§ Written request: Look below and pull out each line with the word "uzrokovati".

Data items
********

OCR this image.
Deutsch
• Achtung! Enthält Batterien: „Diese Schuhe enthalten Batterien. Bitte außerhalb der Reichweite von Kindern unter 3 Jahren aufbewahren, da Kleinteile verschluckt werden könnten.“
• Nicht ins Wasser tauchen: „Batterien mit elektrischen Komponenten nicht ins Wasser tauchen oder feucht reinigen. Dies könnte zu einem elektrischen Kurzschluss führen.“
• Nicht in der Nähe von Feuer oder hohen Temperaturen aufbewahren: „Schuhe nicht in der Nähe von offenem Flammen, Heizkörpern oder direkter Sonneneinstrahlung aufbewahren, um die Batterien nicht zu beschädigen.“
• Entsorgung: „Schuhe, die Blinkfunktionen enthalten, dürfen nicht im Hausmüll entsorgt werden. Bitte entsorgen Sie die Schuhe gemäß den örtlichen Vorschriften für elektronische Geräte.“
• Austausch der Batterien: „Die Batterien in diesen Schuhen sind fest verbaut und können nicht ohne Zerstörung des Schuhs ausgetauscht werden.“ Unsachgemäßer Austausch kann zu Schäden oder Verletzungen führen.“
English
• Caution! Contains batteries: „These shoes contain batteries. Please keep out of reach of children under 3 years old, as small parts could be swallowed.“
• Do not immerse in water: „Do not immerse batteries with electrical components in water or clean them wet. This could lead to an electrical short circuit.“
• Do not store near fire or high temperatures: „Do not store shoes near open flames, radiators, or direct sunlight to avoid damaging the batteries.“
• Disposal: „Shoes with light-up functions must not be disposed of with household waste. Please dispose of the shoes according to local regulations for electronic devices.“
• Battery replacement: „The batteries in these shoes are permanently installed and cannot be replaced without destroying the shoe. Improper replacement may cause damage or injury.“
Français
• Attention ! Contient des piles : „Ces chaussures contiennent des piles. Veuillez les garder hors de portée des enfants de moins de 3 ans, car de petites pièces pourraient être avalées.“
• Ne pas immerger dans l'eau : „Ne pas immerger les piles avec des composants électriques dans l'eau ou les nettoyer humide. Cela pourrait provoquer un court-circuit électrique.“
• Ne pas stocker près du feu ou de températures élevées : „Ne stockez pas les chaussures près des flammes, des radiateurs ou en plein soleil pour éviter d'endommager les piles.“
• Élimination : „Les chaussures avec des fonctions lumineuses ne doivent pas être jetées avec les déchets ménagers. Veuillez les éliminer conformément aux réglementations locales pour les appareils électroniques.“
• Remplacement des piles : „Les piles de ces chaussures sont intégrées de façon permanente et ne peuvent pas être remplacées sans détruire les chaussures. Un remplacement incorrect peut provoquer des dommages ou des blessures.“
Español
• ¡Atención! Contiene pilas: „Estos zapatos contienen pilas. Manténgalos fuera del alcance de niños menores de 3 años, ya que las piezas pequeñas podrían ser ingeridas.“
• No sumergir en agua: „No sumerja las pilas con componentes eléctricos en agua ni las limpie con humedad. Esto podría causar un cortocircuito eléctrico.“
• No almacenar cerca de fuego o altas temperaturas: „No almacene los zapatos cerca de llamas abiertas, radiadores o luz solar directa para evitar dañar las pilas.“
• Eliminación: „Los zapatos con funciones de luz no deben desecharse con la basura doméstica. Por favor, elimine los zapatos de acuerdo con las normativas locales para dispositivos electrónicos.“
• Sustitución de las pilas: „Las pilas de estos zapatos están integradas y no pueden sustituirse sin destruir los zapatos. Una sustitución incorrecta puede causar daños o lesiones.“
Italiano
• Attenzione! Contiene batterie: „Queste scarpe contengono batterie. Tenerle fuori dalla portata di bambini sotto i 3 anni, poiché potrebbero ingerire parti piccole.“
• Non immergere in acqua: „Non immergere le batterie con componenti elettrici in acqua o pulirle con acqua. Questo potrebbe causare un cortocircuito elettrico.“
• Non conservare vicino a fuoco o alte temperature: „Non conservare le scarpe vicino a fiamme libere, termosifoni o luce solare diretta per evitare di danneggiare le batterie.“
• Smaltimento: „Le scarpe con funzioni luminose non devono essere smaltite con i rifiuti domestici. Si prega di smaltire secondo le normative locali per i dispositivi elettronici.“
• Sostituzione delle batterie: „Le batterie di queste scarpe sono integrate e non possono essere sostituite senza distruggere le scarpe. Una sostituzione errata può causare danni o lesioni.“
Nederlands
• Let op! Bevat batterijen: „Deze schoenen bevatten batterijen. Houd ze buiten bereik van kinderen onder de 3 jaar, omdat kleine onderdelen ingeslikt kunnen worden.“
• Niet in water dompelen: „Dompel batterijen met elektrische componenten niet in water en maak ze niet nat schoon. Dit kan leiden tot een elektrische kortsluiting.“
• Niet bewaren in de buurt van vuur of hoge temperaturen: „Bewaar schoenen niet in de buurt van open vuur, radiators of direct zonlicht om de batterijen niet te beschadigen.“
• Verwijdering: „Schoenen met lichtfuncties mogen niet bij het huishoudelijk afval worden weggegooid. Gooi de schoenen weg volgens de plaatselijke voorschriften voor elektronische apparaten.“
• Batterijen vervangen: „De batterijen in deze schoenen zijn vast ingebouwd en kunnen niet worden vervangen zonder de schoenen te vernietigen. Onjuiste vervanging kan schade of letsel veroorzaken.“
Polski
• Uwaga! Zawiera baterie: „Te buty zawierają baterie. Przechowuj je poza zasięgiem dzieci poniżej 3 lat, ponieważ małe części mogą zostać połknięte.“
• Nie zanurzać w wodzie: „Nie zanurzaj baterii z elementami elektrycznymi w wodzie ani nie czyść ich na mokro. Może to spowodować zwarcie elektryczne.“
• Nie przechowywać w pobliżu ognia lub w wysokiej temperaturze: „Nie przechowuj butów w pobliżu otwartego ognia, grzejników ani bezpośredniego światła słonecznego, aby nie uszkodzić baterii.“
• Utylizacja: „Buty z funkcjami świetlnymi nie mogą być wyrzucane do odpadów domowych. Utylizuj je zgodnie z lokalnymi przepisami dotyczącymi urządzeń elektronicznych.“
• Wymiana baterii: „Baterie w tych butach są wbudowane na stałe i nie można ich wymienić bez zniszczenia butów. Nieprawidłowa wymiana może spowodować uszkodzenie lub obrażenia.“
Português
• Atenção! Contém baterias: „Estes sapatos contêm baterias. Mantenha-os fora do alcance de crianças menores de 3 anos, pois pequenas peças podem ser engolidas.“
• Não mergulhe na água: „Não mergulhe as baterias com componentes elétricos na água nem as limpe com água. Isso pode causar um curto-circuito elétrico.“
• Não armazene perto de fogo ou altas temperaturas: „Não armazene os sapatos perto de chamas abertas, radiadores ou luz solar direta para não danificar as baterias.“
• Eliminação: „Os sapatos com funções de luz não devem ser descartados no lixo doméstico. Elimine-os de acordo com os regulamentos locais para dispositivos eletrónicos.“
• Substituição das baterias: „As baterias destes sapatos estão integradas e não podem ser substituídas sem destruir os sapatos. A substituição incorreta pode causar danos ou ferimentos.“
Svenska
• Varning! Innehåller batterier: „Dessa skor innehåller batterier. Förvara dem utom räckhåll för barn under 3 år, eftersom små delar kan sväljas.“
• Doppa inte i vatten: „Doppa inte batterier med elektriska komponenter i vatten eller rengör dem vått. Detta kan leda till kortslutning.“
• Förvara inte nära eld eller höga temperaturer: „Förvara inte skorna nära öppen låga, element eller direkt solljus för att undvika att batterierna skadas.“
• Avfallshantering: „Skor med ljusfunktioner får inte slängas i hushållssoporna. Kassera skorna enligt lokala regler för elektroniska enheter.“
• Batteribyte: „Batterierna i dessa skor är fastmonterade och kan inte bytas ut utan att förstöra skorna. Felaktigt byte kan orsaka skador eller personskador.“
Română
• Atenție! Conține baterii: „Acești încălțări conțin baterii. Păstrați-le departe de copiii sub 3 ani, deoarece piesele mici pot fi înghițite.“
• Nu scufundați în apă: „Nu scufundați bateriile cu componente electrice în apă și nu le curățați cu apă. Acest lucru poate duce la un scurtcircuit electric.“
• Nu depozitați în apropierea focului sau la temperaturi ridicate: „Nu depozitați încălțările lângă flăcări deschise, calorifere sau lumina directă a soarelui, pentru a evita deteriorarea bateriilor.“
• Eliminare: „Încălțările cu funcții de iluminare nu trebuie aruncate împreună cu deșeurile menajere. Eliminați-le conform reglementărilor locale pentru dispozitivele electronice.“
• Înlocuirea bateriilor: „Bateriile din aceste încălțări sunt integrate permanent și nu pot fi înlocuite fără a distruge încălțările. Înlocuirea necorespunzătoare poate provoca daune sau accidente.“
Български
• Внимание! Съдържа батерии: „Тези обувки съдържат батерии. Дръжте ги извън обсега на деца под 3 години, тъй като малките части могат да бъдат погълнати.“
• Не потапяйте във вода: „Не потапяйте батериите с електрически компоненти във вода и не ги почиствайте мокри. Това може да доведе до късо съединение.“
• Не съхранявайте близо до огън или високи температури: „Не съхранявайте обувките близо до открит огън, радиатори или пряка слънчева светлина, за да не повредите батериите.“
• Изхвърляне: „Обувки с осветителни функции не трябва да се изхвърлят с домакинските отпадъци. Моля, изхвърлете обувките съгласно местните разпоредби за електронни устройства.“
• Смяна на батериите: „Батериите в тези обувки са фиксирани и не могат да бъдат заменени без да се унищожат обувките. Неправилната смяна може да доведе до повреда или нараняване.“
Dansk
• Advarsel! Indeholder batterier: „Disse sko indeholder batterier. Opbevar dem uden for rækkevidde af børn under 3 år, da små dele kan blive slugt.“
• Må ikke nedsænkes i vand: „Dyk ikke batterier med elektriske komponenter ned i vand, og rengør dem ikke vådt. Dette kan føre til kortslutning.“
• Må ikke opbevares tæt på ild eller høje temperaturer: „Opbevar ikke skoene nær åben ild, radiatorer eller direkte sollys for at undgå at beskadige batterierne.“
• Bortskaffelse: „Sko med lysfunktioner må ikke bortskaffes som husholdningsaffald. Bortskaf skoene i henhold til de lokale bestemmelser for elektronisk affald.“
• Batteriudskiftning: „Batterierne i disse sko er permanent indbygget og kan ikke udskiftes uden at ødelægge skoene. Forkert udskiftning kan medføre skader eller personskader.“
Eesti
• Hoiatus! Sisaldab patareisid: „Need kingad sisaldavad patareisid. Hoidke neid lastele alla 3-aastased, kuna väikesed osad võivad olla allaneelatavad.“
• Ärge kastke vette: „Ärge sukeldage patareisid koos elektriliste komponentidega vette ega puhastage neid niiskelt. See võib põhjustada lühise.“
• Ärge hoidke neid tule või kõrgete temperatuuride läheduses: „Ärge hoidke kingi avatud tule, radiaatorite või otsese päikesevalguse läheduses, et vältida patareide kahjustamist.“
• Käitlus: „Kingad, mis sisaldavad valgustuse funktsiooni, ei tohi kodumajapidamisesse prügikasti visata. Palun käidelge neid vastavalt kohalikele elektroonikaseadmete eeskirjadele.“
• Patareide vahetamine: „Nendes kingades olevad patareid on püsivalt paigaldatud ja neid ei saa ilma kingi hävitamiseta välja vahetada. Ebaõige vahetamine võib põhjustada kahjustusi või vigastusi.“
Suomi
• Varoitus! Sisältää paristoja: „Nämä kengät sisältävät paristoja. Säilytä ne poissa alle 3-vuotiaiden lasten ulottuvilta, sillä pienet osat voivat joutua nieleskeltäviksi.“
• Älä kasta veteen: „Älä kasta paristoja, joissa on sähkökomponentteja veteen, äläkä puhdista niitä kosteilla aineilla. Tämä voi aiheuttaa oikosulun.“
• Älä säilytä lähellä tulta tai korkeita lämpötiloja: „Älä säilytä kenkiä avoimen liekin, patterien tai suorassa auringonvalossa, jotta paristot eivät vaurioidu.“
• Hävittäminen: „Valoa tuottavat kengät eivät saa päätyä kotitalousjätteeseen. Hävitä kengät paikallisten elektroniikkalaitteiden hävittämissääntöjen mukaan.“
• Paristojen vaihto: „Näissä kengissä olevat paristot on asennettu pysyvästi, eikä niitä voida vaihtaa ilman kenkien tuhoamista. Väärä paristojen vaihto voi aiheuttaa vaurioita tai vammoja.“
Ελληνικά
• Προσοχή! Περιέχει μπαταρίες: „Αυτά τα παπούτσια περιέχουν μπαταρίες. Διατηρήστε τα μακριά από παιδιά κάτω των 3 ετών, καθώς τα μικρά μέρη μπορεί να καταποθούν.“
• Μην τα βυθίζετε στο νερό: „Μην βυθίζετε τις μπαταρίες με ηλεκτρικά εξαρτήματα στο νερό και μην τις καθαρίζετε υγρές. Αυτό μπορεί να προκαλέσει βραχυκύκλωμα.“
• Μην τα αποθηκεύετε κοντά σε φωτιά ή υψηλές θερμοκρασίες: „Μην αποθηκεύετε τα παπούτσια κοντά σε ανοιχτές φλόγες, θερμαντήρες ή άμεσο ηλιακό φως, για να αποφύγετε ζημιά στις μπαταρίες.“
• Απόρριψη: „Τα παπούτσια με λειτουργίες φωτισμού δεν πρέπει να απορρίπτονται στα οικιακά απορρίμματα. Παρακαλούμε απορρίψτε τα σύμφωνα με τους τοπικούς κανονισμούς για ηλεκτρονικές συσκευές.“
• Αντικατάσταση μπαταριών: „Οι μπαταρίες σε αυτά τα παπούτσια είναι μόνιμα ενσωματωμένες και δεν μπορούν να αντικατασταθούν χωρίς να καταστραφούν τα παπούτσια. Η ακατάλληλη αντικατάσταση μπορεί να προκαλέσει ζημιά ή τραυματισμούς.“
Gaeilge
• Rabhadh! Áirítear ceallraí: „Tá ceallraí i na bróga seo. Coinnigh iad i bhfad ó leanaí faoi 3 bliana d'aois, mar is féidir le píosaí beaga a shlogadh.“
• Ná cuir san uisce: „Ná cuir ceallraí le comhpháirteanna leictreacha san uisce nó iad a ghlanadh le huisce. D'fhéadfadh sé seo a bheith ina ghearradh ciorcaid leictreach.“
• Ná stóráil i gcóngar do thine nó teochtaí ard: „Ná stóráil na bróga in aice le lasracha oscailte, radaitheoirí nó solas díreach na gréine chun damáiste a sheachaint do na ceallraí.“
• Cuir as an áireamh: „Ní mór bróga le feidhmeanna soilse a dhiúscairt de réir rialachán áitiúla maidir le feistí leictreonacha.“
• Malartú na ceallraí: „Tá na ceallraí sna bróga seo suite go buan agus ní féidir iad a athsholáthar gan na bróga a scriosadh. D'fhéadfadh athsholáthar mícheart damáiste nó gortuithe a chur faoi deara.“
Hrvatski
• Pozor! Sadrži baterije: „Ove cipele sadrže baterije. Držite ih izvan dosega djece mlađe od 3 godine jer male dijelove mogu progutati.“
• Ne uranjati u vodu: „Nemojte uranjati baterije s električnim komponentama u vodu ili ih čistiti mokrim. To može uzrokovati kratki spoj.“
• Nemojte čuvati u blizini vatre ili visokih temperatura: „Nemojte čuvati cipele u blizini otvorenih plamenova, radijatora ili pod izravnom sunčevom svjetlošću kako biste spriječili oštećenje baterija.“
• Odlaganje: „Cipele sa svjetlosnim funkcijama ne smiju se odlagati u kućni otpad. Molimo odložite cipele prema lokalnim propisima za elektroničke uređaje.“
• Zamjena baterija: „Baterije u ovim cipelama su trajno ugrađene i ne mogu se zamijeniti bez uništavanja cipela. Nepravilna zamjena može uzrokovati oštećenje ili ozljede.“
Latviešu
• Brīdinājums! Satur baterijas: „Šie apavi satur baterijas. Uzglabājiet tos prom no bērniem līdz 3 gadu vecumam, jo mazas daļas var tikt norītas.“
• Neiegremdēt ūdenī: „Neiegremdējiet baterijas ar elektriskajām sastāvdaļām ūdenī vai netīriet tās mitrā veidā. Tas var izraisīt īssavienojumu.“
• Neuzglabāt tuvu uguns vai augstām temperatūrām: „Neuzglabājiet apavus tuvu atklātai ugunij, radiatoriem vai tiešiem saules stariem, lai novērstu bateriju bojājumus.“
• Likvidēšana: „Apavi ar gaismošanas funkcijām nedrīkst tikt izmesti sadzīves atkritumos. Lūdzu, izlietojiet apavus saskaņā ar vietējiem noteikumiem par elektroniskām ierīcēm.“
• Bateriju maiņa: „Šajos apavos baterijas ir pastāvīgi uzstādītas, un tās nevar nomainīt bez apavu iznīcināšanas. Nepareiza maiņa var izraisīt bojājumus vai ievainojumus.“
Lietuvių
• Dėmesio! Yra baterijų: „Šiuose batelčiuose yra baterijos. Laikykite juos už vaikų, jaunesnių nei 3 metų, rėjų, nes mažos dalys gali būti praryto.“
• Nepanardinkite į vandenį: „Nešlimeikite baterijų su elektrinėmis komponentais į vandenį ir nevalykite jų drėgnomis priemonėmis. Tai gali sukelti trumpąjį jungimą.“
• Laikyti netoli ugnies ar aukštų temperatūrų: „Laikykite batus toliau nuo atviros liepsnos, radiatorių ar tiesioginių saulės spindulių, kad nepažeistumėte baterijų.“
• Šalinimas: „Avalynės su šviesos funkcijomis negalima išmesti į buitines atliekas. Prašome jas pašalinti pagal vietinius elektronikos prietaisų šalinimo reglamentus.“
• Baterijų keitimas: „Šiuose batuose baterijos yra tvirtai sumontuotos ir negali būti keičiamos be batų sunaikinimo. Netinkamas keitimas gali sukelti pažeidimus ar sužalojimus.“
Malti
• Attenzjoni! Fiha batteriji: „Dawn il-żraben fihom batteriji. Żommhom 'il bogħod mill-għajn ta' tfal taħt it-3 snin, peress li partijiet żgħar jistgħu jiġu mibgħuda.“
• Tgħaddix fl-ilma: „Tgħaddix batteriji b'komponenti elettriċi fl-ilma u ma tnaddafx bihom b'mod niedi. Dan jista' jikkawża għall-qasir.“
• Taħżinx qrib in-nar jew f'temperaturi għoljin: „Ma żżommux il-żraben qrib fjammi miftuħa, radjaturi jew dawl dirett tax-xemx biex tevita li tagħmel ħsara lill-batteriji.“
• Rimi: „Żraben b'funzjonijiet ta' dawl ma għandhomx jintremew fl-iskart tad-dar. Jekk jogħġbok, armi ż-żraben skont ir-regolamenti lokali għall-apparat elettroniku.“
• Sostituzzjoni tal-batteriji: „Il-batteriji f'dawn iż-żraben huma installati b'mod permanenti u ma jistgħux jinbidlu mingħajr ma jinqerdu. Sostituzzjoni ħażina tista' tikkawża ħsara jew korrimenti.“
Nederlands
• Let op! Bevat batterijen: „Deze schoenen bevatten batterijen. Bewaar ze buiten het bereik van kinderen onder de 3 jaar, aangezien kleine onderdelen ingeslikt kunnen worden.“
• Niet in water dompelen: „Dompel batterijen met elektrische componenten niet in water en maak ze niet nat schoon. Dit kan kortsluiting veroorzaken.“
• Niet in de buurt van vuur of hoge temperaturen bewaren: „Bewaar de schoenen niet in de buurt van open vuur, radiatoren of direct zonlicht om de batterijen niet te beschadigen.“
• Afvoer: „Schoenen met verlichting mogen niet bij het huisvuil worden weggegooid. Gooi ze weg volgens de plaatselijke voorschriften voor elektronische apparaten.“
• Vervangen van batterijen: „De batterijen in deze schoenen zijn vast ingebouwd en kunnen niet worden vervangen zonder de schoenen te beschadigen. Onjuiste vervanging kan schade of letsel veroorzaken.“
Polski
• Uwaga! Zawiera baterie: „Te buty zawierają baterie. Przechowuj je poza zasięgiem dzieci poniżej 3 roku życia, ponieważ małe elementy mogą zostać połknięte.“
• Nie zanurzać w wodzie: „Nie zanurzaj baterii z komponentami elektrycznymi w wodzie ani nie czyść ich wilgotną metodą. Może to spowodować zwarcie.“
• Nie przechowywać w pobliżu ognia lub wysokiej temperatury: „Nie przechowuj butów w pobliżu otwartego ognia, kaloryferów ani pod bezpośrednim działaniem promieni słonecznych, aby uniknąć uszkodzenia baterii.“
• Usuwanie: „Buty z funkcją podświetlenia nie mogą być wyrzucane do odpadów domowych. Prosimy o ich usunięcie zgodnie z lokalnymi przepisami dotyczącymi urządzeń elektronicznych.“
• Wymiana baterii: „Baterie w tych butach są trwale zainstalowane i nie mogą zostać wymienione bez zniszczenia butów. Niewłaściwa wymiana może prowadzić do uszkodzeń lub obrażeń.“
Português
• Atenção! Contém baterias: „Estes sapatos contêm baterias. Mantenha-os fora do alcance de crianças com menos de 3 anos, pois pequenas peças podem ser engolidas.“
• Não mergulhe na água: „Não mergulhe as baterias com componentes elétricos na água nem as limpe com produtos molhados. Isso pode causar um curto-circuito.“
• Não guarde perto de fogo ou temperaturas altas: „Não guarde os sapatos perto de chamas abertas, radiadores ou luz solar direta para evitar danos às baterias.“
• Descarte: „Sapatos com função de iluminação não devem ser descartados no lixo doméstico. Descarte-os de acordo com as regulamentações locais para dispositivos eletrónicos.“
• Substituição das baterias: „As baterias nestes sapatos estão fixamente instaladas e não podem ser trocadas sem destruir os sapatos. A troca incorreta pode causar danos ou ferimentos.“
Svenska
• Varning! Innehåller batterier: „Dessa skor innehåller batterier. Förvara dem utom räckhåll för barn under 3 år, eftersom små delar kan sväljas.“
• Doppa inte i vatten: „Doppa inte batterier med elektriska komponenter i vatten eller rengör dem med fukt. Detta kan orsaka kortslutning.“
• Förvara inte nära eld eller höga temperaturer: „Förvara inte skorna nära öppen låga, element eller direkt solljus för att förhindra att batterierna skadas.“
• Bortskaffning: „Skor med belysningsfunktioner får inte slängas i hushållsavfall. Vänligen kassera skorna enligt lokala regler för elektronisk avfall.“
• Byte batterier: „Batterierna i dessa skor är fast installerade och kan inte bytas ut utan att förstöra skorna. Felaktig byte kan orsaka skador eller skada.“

********

§ Written reply:
• Ne uranjati u vodu: „Nemojte uranjati baterije s električnim komponentama u vodu ili ih čistiti mokrim. To može uzrokovati kratki spoj.“
• Zamjena baterija: „Baterije u ovim cipelama su trajno ugrađene i ne mogu se zamijeniti bez uništavanja cipela. Nepravilna zamjena može uzrokovati oštećenje ili ozljede.“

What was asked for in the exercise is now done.